Set task -
Write out each line of the listing as it stands, without the images.

Stored data entries -

— BEGIN —

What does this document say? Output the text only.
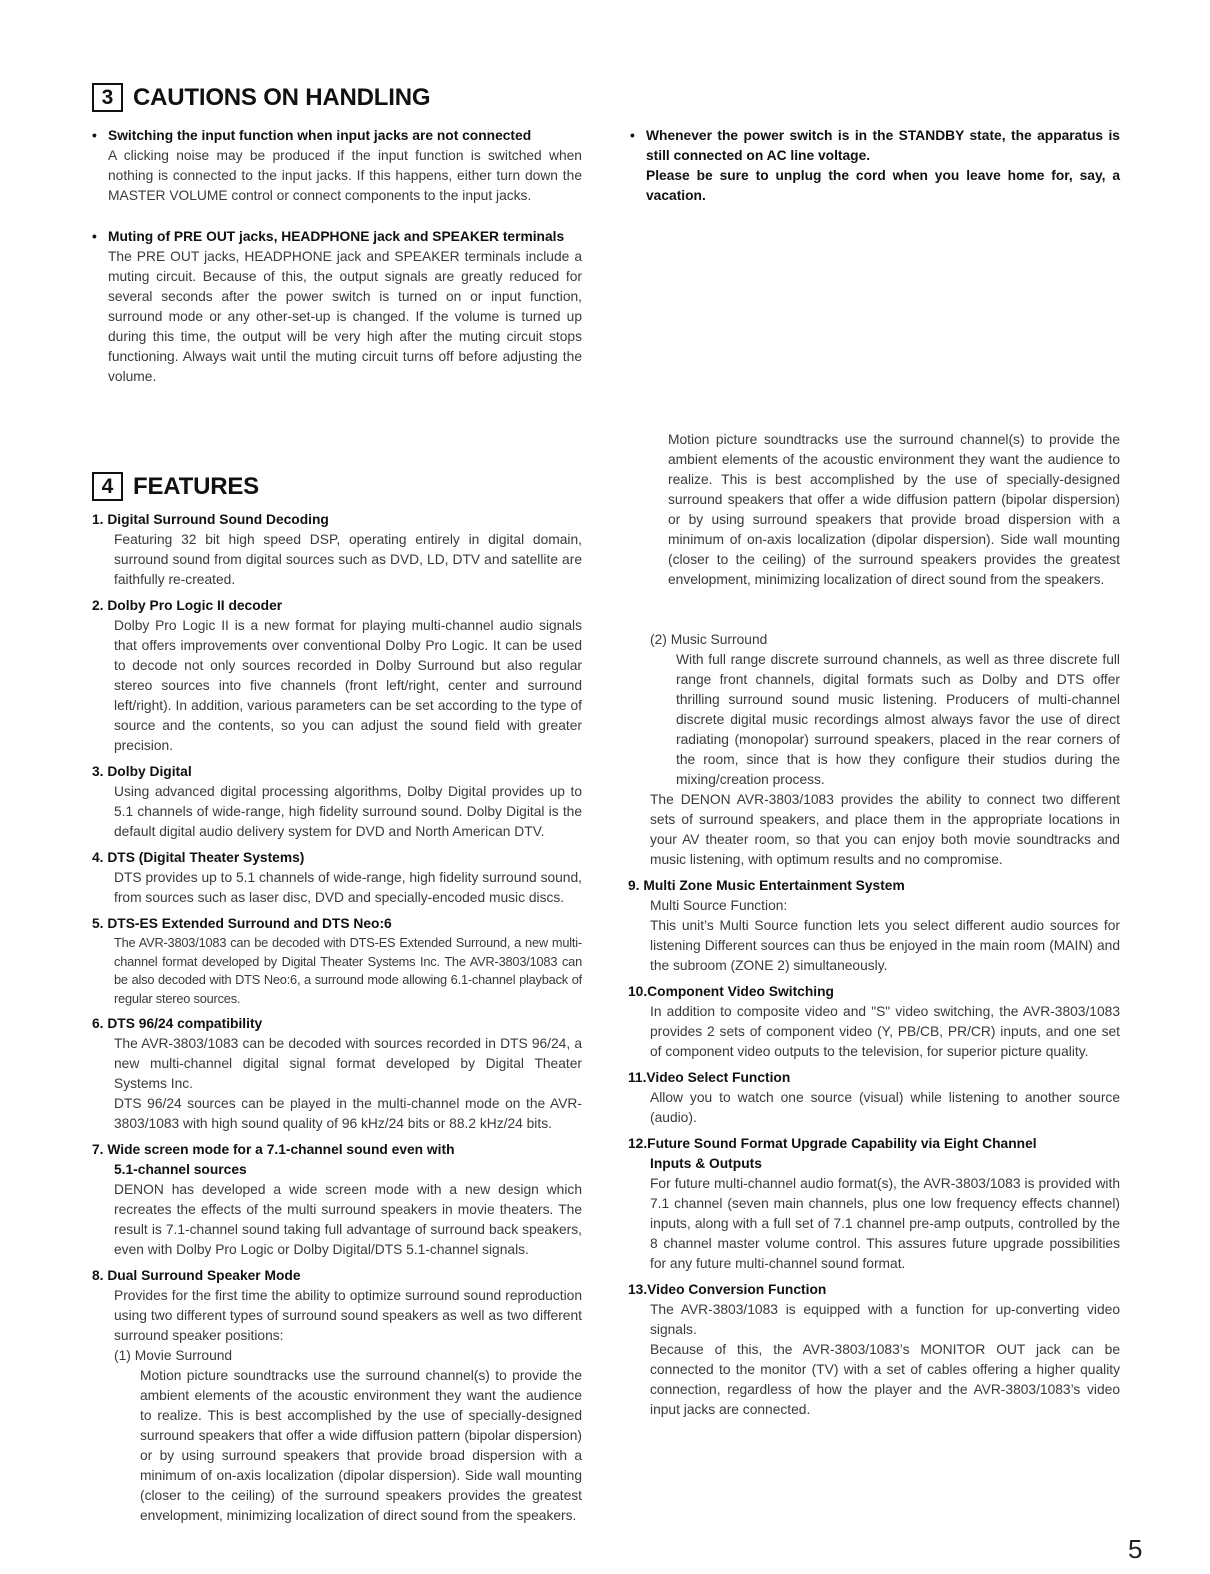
3 CAUTIONS ON HANDLING

• Switching the input function when input jacks are not connected

A clicking noise may be produced if the input function is switched when nothing is connected to the input jacks. If this happens, either turn down the MASTER VOLUME control or connect components to the input jacks.

• Muting of PRE OUT jacks, HEADPHONE jack and SPEAKER terminals

The PRE OUT jacks, HEADPHONE jack and SPEAKER terminals include a muting circuit. Because of this, the output signals are greatly reduced for several seconds after the power switch is turned on or input function, surround mode or any other-set-up is changed. If the volume is turned up during this time, the output will be very high after the muting circuit stops functioning. Always wait until the muting circuit turns off before adjusting the volume.

• Whenever the power switch is in the STANDBY state, the apparatus is still connected on AC line voltage.

Please be sure to unplug the cord when you leave home for, say, a vacation.

4 FEATURES

1. Digital Surround Sound Decoding

Featuring 32 bit high speed DSP, operating entirely in digital domain, surround sound from digital sources such as DVD, LD, DTV and satellite are faithfully re-created.

2. Dolby Pro Logic II decoder

Dolby Pro Logic II is a new format for playing multi-channel audio signals that offers improvements over conventional Dolby Pro Logic. It can be used to decode not only sources recorded in Dolby Surround but also regular stereo sources into five channels (front left/right, center and surround left/right). In addition, various parameters can be set according to the type of source and the contents, so you can adjust the sound field with greater precision.

3. Dolby Digital

Using advanced digital processing algorithms, Dolby Digital provides up to 5.1 channels of wide-range, high fidelity surround sound. Dolby Digital is the default digital audio delivery system for DVD and North American DTV.

4. DTS (Digital Theater Systems)

DTS provides up to 5.1 channels of wide-range, high fidelity surround sound, from sources such as laser disc, DVD and specially-encoded music discs.

5. DTS-ES Extended Surround and DTS Neo:6

The AVR-3803/1083 can be decoded with DTS-ES Extended Surround, a new multi-channel format developed by Digital Theater Systems Inc. The AVR-3803/1083 can be also decoded with DTS Neo:6, a surround mode allowing 6.1-channel playback of regular stereo sources.

6. DTS 96/24 compatibility

The AVR-3803/1083 can be decoded with sources recorded in DTS 96/24, a new multi-channel digital signal format developed by Digital Theater Systems Inc.

DTS 96/24 sources can be played in the multi-channel mode on the AVR-3803/1083 with high sound quality of 96 kHz/24 bits or 88.2 kHz/24 bits.

7. Wide screen mode for a 7.1-channel sound even with

5.1-channel sources

DENON has developed a wide screen mode with a new design which recreates the effects of the multi surround speakers in movie theaters. The result is 7.1-channel sound taking full advantage of surround back speakers, even with Dolby Pro Logic or Dolby Digital/DTS 5.1-channel signals.

8. Dual Surround Speaker Mode

Provides for the first time the ability to optimize surround sound reproduction using two different types of surround sound speakers as well as two different surround speaker positions:

(1) Movie Surround

Motion picture soundtracks use the surround channel(s) to provide the ambient elements of the acoustic environment they want the audience to realize. This is best accomplished by the use of specially-designed surround speakers that offer a wide diffusion pattern (bipolar dispersion) or by using surround speakers that provide broad dispersion with a minimum of on-axis localization (dipolar dispersion). Side wall mounting (closer to the ceiling) of the surround speakers provides the greatest envelopment, minimizing localization of direct sound from the speakers.

Motion picture soundtracks use the surround channel(s) to provide the ambient elements of the acoustic environment they want the audience to realize. This is best accomplished by the use of specially-designed surround speakers that offer a wide diffusion pattern (bipolar dispersion) or by using surround speakers that provide broad dispersion with a minimum of on-axis localization (dipolar dispersion). Side wall mounting (closer to the ceiling) of the surround speakers provides the greatest envelopment, minimizing localization of direct sound from the speakers.

(2) Music Surround

With full range discrete surround channels, as well as three discrete full range front channels, digital formats such as Dolby and DTS offer thrilling surround sound music listening. Producers of multi-channel discrete digital music recordings almost always favor the use of direct radiating (monopolar) surround speakers, placed in the rear corners of the room, since that is how they configure their studios during the mixing/creation process.

The DENON AVR-3803/1083 provides the ability to connect two different sets of surround speakers, and place them in the appropriate locations in your AV theater room, so that you can enjoy both movie soundtracks and music listening, with optimum results and no compromise.

9. Multi Zone Music Entertainment System

Multi Source Function:

This unit’s Multi Source function lets you select different audio sources for listening Different sources can thus be enjoyed in the main room (MAIN) and the subroom (ZONE 2) simultaneously.

10.Component Video Switching

In addition to composite video and "S" video switching, the AVR-3803/1083 provides 2 sets of component video (Y, PB/CB, PR/CR) inputs, and one set of component video outputs to the television, for superior picture quality.

11.Video Select Function

Allow you to watch one source (visual) while listening to another source (audio).

12.Future Sound Format Upgrade Capability via Eight Channel

Inputs & Outputs

For future multi-channel audio format(s), the AVR-3803/1083 is provided with 7.1 channel (seven main channels, plus one low frequency effects channel) inputs, along with a full set of 7.1 channel pre-amp outputs, controlled by the 8 channel master volume control. This assures future upgrade possibilities for any future multi-channel sound format.

13.Video Conversion Function

The AVR-3803/1083 is equipped with a function for up-converting video signals.

Because of this, the AVR-3803/1083’s MONITOR OUT jack can be connected to the monitor (TV) with a set of cables offering a higher quality connection, regardless of how the player and the AVR-3803/1083’s video input jacks are connected.

5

— END —

Full response -
What does this document say? Output the text only.
3 CAUTIONS ON HANDLING

• Switching the input function when input jacks are not connected

A clicking noise may be produced if the input function is switched when nothing is connected to the input jacks. If this happens, either turn down the MASTER VOLUME control or connect components to the input jacks.

• Muting of PRE OUT jacks, HEADPHONE jack and SPEAKER terminals

The PRE OUT jacks, HEADPHONE jack and SPEAKER terminals include a muting circuit. Because of this, the output signals are greatly reduced for several seconds after the power switch is turned on or input function, surround mode or any other-set-up is changed. If the volume is turned up during this time, the output will be very high after the muting circuit stops functioning. Always wait until the muting circuit turns off before adjusting the volume.

• Whenever the power switch is in the STANDBY state, the apparatus is still connected on AC line voltage.

Please be sure to unplug the cord when you leave home for, say, a vacation.

4 FEATURES

1. Digital Surround Sound Decoding

Featuring 32 bit high speed DSP, operating entirely in digital domain, surround sound from digital sources such as DVD, LD, DTV and satellite are faithfully re-created.

2. Dolby Pro Logic II decoder

Dolby Pro Logic II is a new format for playing multi-channel audio signals that offers improvements over conventional Dolby Pro Logic. It can be used to decode not only sources recorded in Dolby Surround but also regular stereo sources into five channels (front left/right, center and surround left/right). In addition, various parameters can be set according to the type of source and the contents, so you can adjust the sound field with greater precision.

3. Dolby Digital

Using advanced digital processing algorithms, Dolby Digital provides up to 5.1 channels of wide-range, high fidelity surround sound. Dolby Digital is the default digital audio delivery system for DVD and North American DTV.

4. DTS (Digital Theater Systems)

DTS provides up to 5.1 channels of wide-range, high fidelity surround sound, from sources such as laser disc, DVD and specially-encoded music discs.

5. DTS-ES Extended Surround and DTS Neo:6

The AVR-3803/1083 can be decoded with DTS-ES Extended Surround, a new multi-channel format developed by Digital Theater Systems Inc. The AVR-3803/1083 can be also decoded with DTS Neo:6, a surround mode allowing 6.1-channel playback of regular stereo sources.

6. DTS 96/24 compatibility

The AVR-3803/1083 can be decoded with sources recorded in DTS 96/24, a new multi-channel digital signal format developed by Digital Theater Systems Inc.

DTS 96/24 sources can be played in the multi-channel mode on the AVR-3803/1083 with high sound quality of 96 kHz/24 bits or 88.2 kHz/24 bits.

7. Wide screen mode for a 7.1-channel sound even with

5.1-channel sources

DENON has developed a wide screen mode with a new design which recreates the effects of the multi surround speakers in movie theaters. The result is 7.1-channel sound taking full advantage of surround back speakers, even with Dolby Pro Logic or Dolby Digital/DTS 5.1-channel signals.

8. Dual Surround Speaker Mode

Provides for the first time the ability to optimize surround sound reproduction using two different types of surround sound speakers as well as two different surround speaker positions:

(1) Movie Surround

Motion picture soundtracks use the surround channel(s) to provide the ambient elements of the acoustic environment they want the audience to realize. This is best accomplished by the use of specially-designed surround speakers that offer a wide diffusion pattern (bipolar dispersion) or by using surround speakers that provide broad dispersion with a minimum of on-axis localization (dipolar dispersion). Side wall mounting (closer to the ceiling) of the surround speakers provides the greatest envelopment, minimizing localization of direct sound from the speakers.

Motion picture soundtracks use the surround channel(s) to provide the ambient elements of the acoustic environment they want the audience to realize. This is best accomplished by the use of specially-designed surround speakers that offer a wide diffusion pattern (bipolar dispersion) or by using surround speakers that provide broad dispersion with a minimum of on-axis localization (dipolar dispersion). Side wall mounting (closer to the ceiling) of the surround speakers provides the greatest envelopment, minimizing localization of direct sound from the speakers.

(2) Music Surround

With full range discrete surround channels, as well as three discrete full range front channels, digital formats such as Dolby and DTS offer thrilling surround sound music listening. Producers of multi-channel discrete digital music recordings almost always favor the use of direct radiating (monopolar) surround speakers, placed in the rear corners of the room, since that is how they configure their studios during the mixing/creation process.

The DENON AVR-3803/1083 provides the ability to connect two different sets of surround speakers, and place them in the appropriate locations in your AV theater room, so that you can enjoy both movie soundtracks and music listening, with optimum results and no compromise.

9. Multi Zone Music Entertainment System

Multi Source Function:

This unit’s Multi Source function lets you select different audio sources for listening Different sources can thus be enjoyed in the main room (MAIN) and the subroom (ZONE 2) simultaneously.

10.Component Video Switching

In addition to composite video and "S" video switching, the AVR-3803/1083 provides 2 sets of component video (Y, PB/CB, PR/CR) inputs, and one set of component video outputs to the television, for superior picture quality.

11.Video Select Function

Allow you to watch one source (visual) while listening to another source (audio).

12.Future Sound Format Upgrade Capability via Eight Channel

Inputs & Outputs

For future multi-channel audio format(s), the AVR-3803/1083 is provided with 7.1 channel (seven main channels, plus one low frequency effects channel) inputs, along with a full set of 7.1 channel pre-amp outputs, controlled by the 8 channel master volume control. This assures future upgrade possibilities for any future multi-channel sound format.

13.Video Conversion Function

The AVR-3803/1083 is equipped with a function for up-converting video signals.

Because of this, the AVR-3803/1083’s MONITOR OUT jack can be connected to the monitor (TV) with a set of cables offering a higher quality connection, regardless of how the player and the AVR-3803/1083’s video input jacks are connected.

5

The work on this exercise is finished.